Records from a dataset:
....

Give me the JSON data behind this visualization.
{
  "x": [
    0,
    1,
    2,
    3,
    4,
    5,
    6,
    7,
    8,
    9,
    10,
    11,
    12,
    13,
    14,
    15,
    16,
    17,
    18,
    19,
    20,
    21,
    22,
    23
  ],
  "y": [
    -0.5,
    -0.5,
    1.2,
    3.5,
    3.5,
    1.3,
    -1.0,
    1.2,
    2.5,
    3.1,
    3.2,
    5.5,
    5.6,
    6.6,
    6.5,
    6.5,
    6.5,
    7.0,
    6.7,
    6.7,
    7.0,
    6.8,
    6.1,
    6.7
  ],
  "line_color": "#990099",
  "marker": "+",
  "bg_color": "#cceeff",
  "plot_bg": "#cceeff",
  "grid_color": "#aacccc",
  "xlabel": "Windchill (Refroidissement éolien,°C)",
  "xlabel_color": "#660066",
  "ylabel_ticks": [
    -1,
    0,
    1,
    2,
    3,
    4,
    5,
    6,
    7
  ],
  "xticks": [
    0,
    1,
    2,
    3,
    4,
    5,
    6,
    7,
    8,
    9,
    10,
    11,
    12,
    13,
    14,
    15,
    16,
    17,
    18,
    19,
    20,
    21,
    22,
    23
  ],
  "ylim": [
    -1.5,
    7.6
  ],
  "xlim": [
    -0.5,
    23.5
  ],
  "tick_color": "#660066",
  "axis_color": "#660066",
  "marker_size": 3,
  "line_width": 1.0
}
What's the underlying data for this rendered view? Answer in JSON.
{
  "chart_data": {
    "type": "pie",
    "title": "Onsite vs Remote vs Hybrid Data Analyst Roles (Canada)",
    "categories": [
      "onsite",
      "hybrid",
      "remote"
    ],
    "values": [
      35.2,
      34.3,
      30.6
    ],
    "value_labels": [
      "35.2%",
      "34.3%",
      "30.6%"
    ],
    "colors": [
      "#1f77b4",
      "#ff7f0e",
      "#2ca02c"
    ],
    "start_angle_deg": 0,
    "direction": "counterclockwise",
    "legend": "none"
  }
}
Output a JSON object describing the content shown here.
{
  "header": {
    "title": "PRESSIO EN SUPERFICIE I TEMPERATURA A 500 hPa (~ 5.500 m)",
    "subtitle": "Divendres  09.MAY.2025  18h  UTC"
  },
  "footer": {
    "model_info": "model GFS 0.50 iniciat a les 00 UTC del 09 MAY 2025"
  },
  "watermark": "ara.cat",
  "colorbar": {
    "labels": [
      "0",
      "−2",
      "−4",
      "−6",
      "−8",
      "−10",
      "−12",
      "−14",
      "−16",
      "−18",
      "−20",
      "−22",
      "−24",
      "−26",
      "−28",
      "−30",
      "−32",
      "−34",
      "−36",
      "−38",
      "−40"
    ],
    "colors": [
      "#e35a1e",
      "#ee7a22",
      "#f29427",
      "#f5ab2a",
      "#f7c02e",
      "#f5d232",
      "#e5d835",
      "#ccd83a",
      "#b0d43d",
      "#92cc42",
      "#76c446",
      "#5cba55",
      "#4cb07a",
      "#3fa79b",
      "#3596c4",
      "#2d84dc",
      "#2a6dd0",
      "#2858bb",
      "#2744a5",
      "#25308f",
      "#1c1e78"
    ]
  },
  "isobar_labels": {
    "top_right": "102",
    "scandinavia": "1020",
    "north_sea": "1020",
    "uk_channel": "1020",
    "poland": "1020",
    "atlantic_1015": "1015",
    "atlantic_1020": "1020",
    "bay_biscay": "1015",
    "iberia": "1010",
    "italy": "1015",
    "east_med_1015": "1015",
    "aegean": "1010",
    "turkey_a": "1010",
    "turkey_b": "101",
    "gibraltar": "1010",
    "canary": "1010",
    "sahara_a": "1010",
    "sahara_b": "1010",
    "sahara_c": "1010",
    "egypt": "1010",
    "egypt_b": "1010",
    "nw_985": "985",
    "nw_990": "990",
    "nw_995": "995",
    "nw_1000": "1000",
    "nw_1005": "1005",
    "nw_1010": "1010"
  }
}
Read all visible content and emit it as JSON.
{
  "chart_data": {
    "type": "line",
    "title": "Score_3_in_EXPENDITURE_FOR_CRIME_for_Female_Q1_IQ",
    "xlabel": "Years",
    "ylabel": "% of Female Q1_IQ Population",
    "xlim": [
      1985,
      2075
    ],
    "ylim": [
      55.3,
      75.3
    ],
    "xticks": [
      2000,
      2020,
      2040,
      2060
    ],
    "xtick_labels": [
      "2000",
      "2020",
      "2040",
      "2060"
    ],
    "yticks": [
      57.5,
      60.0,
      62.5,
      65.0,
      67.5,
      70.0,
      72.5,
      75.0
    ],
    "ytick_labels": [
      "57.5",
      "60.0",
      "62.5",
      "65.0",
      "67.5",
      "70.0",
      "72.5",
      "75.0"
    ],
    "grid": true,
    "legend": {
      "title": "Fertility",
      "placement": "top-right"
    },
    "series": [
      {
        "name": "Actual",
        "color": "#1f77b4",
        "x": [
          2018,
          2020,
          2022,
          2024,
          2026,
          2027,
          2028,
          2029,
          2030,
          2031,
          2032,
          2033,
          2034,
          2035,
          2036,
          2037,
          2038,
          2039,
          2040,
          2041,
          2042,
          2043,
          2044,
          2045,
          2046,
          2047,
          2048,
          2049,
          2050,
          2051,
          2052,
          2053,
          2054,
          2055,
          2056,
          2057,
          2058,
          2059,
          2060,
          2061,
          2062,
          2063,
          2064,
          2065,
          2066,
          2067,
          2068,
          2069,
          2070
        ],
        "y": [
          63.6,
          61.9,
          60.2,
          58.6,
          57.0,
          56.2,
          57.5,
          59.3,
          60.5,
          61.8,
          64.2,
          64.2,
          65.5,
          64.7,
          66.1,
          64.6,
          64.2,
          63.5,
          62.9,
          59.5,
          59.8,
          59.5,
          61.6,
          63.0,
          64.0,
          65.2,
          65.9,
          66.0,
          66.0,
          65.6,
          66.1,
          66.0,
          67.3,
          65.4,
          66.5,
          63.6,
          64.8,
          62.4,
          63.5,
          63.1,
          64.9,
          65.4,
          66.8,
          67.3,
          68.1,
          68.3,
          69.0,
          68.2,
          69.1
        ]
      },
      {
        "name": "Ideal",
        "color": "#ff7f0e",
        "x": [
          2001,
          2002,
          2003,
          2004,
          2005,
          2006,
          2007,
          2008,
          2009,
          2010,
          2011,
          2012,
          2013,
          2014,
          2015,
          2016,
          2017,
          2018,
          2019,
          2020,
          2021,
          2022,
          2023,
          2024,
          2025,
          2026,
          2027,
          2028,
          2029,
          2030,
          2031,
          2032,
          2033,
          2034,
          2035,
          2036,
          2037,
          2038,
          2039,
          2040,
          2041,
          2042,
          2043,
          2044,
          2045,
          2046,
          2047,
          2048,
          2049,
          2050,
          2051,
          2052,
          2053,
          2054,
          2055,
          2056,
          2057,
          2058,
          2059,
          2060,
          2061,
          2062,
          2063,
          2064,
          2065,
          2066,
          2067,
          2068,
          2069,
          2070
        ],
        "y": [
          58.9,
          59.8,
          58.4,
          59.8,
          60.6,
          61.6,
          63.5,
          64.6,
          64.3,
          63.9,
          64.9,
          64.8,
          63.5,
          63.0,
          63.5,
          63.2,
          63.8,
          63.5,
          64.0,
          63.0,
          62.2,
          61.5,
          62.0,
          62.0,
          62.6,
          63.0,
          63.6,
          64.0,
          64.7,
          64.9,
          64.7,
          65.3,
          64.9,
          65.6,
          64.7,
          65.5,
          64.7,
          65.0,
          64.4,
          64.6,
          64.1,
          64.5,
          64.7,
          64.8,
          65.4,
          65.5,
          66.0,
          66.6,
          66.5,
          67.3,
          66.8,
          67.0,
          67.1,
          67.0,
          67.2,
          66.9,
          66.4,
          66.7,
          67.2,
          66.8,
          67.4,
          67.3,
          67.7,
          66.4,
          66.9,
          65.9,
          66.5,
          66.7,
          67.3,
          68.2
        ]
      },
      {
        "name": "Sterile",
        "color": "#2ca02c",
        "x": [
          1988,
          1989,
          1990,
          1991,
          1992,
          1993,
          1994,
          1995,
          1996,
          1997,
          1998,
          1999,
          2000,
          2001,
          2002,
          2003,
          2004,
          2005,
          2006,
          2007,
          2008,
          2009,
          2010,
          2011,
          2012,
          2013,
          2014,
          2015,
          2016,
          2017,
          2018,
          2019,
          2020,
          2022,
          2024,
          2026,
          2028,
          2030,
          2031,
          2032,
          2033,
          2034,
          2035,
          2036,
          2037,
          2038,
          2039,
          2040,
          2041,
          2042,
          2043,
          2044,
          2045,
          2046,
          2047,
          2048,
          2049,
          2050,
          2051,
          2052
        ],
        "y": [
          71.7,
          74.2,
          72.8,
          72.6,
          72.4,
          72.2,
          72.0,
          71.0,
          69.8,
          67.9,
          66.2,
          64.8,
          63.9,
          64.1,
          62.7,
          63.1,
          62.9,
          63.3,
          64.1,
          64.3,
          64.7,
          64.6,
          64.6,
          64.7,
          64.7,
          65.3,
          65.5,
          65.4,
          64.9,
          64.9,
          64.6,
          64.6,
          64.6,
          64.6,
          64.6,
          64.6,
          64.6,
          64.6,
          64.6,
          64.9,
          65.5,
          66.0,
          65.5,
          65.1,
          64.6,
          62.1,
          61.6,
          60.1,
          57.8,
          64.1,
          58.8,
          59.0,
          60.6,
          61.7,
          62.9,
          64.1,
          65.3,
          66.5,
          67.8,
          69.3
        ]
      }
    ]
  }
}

....

### PROBLEM TO SOLVE
Report only the number of lines in the listing that contain the word "content".

### THE ANSWER
2